* **TASK DIRECTIONS**:
Output the data exactly, with every line intact.

* **PROVIDED MATERIAL**:

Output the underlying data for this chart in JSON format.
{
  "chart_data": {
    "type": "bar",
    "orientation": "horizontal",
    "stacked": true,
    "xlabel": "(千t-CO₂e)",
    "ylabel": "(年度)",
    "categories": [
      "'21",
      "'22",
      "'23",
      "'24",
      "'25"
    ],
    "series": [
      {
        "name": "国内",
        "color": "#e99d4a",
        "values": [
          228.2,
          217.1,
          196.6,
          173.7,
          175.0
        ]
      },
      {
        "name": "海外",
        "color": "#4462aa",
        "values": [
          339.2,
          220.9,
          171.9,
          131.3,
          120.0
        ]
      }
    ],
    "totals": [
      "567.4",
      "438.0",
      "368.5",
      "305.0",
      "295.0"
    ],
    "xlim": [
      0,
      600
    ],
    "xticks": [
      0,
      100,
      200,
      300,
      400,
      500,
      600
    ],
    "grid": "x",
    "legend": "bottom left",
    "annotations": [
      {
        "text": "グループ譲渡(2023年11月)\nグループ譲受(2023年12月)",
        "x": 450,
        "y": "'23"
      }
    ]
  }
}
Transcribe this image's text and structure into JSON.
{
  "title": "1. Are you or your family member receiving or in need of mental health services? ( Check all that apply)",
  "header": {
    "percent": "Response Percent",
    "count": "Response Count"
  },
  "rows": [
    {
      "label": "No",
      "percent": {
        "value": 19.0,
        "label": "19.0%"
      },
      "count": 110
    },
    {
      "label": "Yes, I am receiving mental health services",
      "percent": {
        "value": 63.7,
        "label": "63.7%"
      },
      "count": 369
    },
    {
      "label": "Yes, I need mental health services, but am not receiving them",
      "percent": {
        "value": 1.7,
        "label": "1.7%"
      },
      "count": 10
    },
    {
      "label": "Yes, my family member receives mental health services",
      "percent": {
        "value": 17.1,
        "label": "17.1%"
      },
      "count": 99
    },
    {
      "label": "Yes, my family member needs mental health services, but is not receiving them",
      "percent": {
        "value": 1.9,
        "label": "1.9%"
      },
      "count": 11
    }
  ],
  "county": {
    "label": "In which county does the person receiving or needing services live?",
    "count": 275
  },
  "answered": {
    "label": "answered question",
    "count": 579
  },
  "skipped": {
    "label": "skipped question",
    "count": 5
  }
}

* **EXERCISE RESULT**:
Output the underlying data for this chart in JSON format.
{
  "chart_data": {
    "type": "bar",
    "orientation": "horizontal",
    "stacked": true,
    "xlabel": "(千t-CO₂e)",
    "ylabel": "(年度)",
    "categories": [
      "'21",
      "'22",
      "'23",
      "'24",
      "'25"
    ],
    "series": [
      {
        "name": "国内",
        "color": "#e99d4a",
        "values": [
          228.2,
          217.1,
          196.6,
          173.7,
          175.0
        ]
      },
      {
        "name": "海外",
        "color": "#4462aa",
        "values": [
          339.2,
          220.9,
          171.9,
          131.3,
          120.0
        ]
      }
    ],
    "totals": [
      "567.4",
      "438.0",
      "368.5",
      "305.0",
      "295.0"
    ],
    "xlim": [
      0,
      600
    ],
    "xticks": [
      0,
      100,
      200,
      300,
      400,
      500,
      600
    ],
    "grid": "x",
    "legend": "bottom left",
    "annotations": [
      {
        "text": "グループ譲渡(2023年11月)\nグループ譲受(2023年12月)",
        "x": 450,
        "y": "'23"
      }
    ]
  }
}
Transcribe this image's text and structure into JSON.
{
  "title": "1. Are you or your family member receiving or in need of mental health services? ( Check all that apply)",
  "header": {
    "percent": "Response Percent",
    "count": "Response Count"
  },
  "rows": [
    {
      "label": "No",
      "percent": {
        "value": 19.0,
        "label": "19.0%"
      },
      "count": 110
    },
    {
      "label": "Yes, I am receiving mental health services",
      "percent": {
        "value": 63.7,
        "label": "63.7%"
      },
      "count": 369
    },
    {
      "label": "Yes, I need mental health services, but am not receiving them",
      "percent": {
        "value": 1.7,
        "label": "1.7%"
      },
      "count": 10
    },
    {
      "label": "Yes, my family member receives mental health services",
      "percent": {
        "value": 17.1,
        "label": "17.1%"
      },
      "count": 99
    },
    {
      "label": "Yes, my family member needs mental health services, but is not receiving them",
      "percent": {
        "value": 1.9,
        "label": "1.9%"
      },
      "count": 11
    }
  ],
  "county": {
    "label": "In which county does the person receiving or needing services live?",
    "count": 275
  },
  "answered": {
    "label": "answered question",
    "count": 579
  },
  "skipped": {
    "label": "skipped question",
    "count": 5
  }
}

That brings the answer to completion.